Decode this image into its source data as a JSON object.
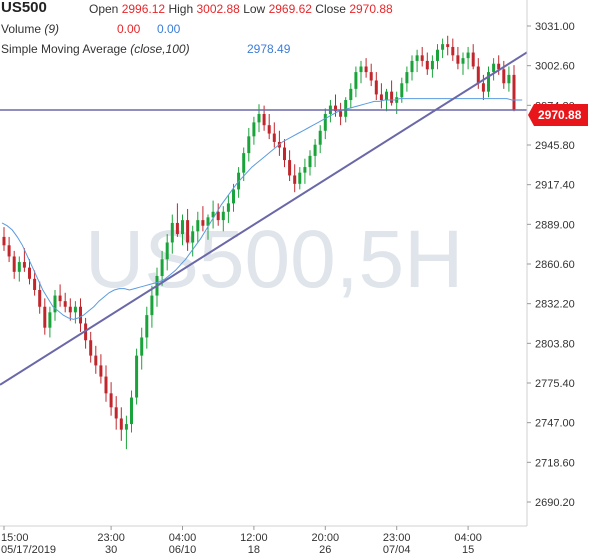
{
  "header": {
    "symbol": "US500",
    "open_label": "Open",
    "open_value": "2996.12",
    "high_label": "High",
    "high_value": "3002.88",
    "low_label": "Low",
    "low_value": "2969.62",
    "close_label": "Close",
    "close_value": "2970.88",
    "volume_label": "Volume",
    "volume_param": "(9)",
    "volume_v1": "0.00",
    "volume_v2": "0.00",
    "sma_label": "Simple Moving Average",
    "sma_param": "(close,100)",
    "sma_value": "2978.49"
  },
  "watermark": "US500,5H",
  "last_price_label": "2970.88",
  "colors": {
    "up": "#1aa33a",
    "down": "#c0262c",
    "sma": "#5b9be0",
    "trendline": "#6a68a8",
    "price_tag": "#e8151b",
    "watermark": "#dfe5ea"
  },
  "chart_data": {
    "type": "candlestick",
    "ylim": [
      2675,
      3045
    ],
    "yticks": [
      "3031.00",
      "3002.60",
      "2974.20",
      "2945.80",
      "2917.40",
      "2889.00",
      "2860.60",
      "2832.20",
      "2803.80",
      "2775.40",
      "2747.00",
      "2718.60",
      "2690.20"
    ],
    "xticks": [
      {
        "time": "15:00",
        "date": "05/17/2019",
        "bar": 0
      },
      {
        "time": "23:00",
        "date": "30",
        "bar": 21
      },
      {
        "time": "04:00",
        "date": "06/10",
        "bar": 35
      },
      {
        "time": "12:00",
        "date": "18",
        "bar": 49
      },
      {
        "time": "20:00",
        "date": "26",
        "bar": 63
      },
      {
        "time": "23:00",
        "date": "07/04",
        "bar": 77
      },
      {
        "time": "04:00",
        "date": "15",
        "bar": 91
      }
    ],
    "last_price": 2970.88,
    "horizontal_level": 2970.88,
    "trendline": {
      "start": {
        "bar": 0,
        "price": 2775
      },
      "end": {
        "bar": 102,
        "price": 3010
      }
    },
    "sma_100": [
      2890,
      2888,
      2885,
      2880,
      2874,
      2866,
      2858,
      2850,
      2842,
      2836,
      2830,
      2827,
      2824,
      2822,
      2821,
      2822,
      2824,
      2827,
      2830,
      2834,
      2837,
      2840,
      2842,
      2843,
      2843,
      2842,
      2843,
      2844,
      2845,
      2846,
      2847,
      2848,
      2850,
      2853,
      2856,
      2860,
      2864,
      2869,
      2874,
      2879,
      2885,
      2891,
      2897,
      2903,
      2908,
      2913,
      2918,
      2922,
      2926,
      2930,
      2933,
      2936,
      2939,
      2942,
      2945,
      2948,
      2950,
      2952,
      2954,
      2956,
      2958,
      2960,
      2962,
      2964,
      2966,
      2968,
      2970,
      2971,
      2972,
      2973,
      2974,
      2975,
      2976,
      2977,
      2977,
      2978,
      2978,
      2978,
      2979,
      2979,
      2979,
      2979,
      2979,
      2979,
      2979,
      2979,
      2979,
      2979,
      2979,
      2979,
      2979,
      2979,
      2979,
      2979,
      2979,
      2979,
      2979,
      2979,
      2979,
      2979,
      2978,
      2978,
      2978
    ],
    "ohlc": [
      [
        2880,
        2887,
        2870,
        2874
      ],
      [
        2874,
        2880,
        2862,
        2866
      ],
      [
        2866,
        2870,
        2850,
        2855
      ],
      [
        2855,
        2866,
        2848,
        2862
      ],
      [
        2862,
        2872,
        2855,
        2858
      ],
      [
        2858,
        2864,
        2846,
        2850
      ],
      [
        2850,
        2856,
        2838,
        2842
      ],
      [
        2842,
        2848,
        2825,
        2830
      ],
      [
        2830,
        2836,
        2810,
        2815
      ],
      [
        2815,
        2830,
        2808,
        2826
      ],
      [
        2826,
        2842,
        2820,
        2838
      ],
      [
        2838,
        2846,
        2830,
        2834
      ],
      [
        2834,
        2840,
        2826,
        2830
      ],
      [
        2830,
        2836,
        2820,
        2826
      ],
      [
        2826,
        2834,
        2818,
        2830
      ],
      [
        2830,
        2836,
        2812,
        2818
      ],
      [
        2818,
        2822,
        2800,
        2806
      ],
      [
        2806,
        2812,
        2790,
        2795
      ],
      [
        2795,
        2802,
        2782,
        2788
      ],
      [
        2788,
        2796,
        2775,
        2780
      ],
      [
        2780,
        2788,
        2762,
        2768
      ],
      [
        2768,
        2776,
        2752,
        2758
      ],
      [
        2758,
        2766,
        2742,
        2750
      ],
      [
        2750,
        2758,
        2734,
        2742
      ],
      [
        2742,
        2752,
        2728,
        2746
      ],
      [
        2746,
        2770,
        2740,
        2765
      ],
      [
        2765,
        2800,
        2760,
        2795
      ],
      [
        2795,
        2815,
        2785,
        2808
      ],
      [
        2808,
        2830,
        2800,
        2824
      ],
      [
        2824,
        2845,
        2815,
        2838
      ],
      [
        2838,
        2858,
        2830,
        2852
      ],
      [
        2852,
        2870,
        2845,
        2864
      ],
      [
        2864,
        2882,
        2856,
        2876
      ],
      [
        2876,
        2896,
        2868,
        2890
      ],
      [
        2890,
        2904,
        2880,
        2882
      ],
      [
        2882,
        2896,
        2874,
        2892
      ],
      [
        2892,
        2900,
        2870,
        2876
      ],
      [
        2876,
        2888,
        2866,
        2884
      ],
      [
        2884,
        2898,
        2876,
        2892
      ],
      [
        2892,
        2902,
        2884,
        2888
      ],
      [
        2888,
        2896,
        2878,
        2894
      ],
      [
        2894,
        2906,
        2886,
        2898
      ],
      [
        2898,
        2904,
        2888,
        2892
      ],
      [
        2892,
        2902,
        2884,
        2898
      ],
      [
        2898,
        2910,
        2890,
        2904
      ],
      [
        2904,
        2918,
        2898,
        2914
      ],
      [
        2914,
        2930,
        2908,
        2926
      ],
      [
        2926,
        2944,
        2920,
        2940
      ],
      [
        2940,
        2958,
        2934,
        2952
      ],
      [
        2952,
        2966,
        2946,
        2962
      ],
      [
        2962,
        2975,
        2955,
        2968
      ],
      [
        2968,
        2974,
        2956,
        2960
      ],
      [
        2960,
        2968,
        2950,
        2954
      ],
      [
        2954,
        2962,
        2944,
        2948
      ],
      [
        2948,
        2956,
        2938,
        2944
      ],
      [
        2944,
        2950,
        2930,
        2935
      ],
      [
        2935,
        2942,
        2920,
        2924
      ],
      [
        2924,
        2932,
        2912,
        2918
      ],
      [
        2918,
        2930,
        2914,
        2926
      ],
      [
        2926,
        2936,
        2918,
        2930
      ],
      [
        2930,
        2942,
        2924,
        2938
      ],
      [
        2938,
        2950,
        2930,
        2946
      ],
      [
        2946,
        2960,
        2940,
        2956
      ],
      [
        2956,
        2972,
        2950,
        2968
      ],
      [
        2968,
        2978,
        2962,
        2974
      ],
      [
        2974,
        2982,
        2966,
        2970
      ],
      [
        2970,
        2976,
        2960,
        2966
      ],
      [
        2966,
        2980,
        2962,
        2978
      ],
      [
        2978,
        2990,
        2972,
        2986
      ],
      [
        2986,
        3002,
        2980,
        2998
      ],
      [
        2998,
        3006,
        2990,
        3002
      ],
      [
        3002,
        3008,
        2994,
        2998
      ],
      [
        2998,
        3004,
        2988,
        2992
      ],
      [
        2992,
        2998,
        2978,
        2982
      ],
      [
        2982,
        2990,
        2972,
        2978
      ],
      [
        2978,
        2986,
        2970,
        2984
      ],
      [
        2984,
        2992,
        2974,
        2976
      ],
      [
        2976,
        2984,
        2968,
        2980
      ],
      [
        2980,
        2994,
        2976,
        2990
      ],
      [
        2990,
        3002,
        2984,
        2998
      ],
      [
        2998,
        3010,
        2992,
        3006
      ],
      [
        3006,
        3014,
        2998,
        3010
      ],
      [
        3010,
        3016,
        3002,
        3006
      ],
      [
        3006,
        3012,
        2996,
        3000
      ],
      [
        3000,
        3010,
        2994,
        3006
      ],
      [
        3006,
        3018,
        3000,
        3014
      ],
      [
        3014,
        3022,
        3008,
        3018
      ],
      [
        3018,
        3024,
        3010,
        3016
      ],
      [
        3016,
        3022,
        3006,
        3010
      ],
      [
        3010,
        3016,
        3000,
        3004
      ],
      [
        3004,
        3012,
        2996,
        3008
      ],
      [
        3008,
        3016,
        3000,
        3012
      ],
      [
        3012,
        3018,
        3000,
        3002
      ],
      [
        3002,
        3008,
        2986,
        2990
      ],
      [
        2990,
        2996,
        2978,
        2984
      ],
      [
        2984,
        3002,
        2980,
        2998
      ],
      [
        2998,
        3008,
        2992,
        3004
      ],
      [
        3004,
        3010,
        2996,
        3000
      ],
      [
        3000,
        3006,
        2986,
        2990
      ],
      [
        2990,
        3002,
        2984,
        2996
      ],
      [
        2996,
        3003,
        2970,
        2971
      ]
    ]
  }
}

★ ★ ★

Set exercise —
Take every line containing the word "watermark" and copy it.

Correct result —
  "watermark": "US500,5H",
    "watermark": "#dfe5ea"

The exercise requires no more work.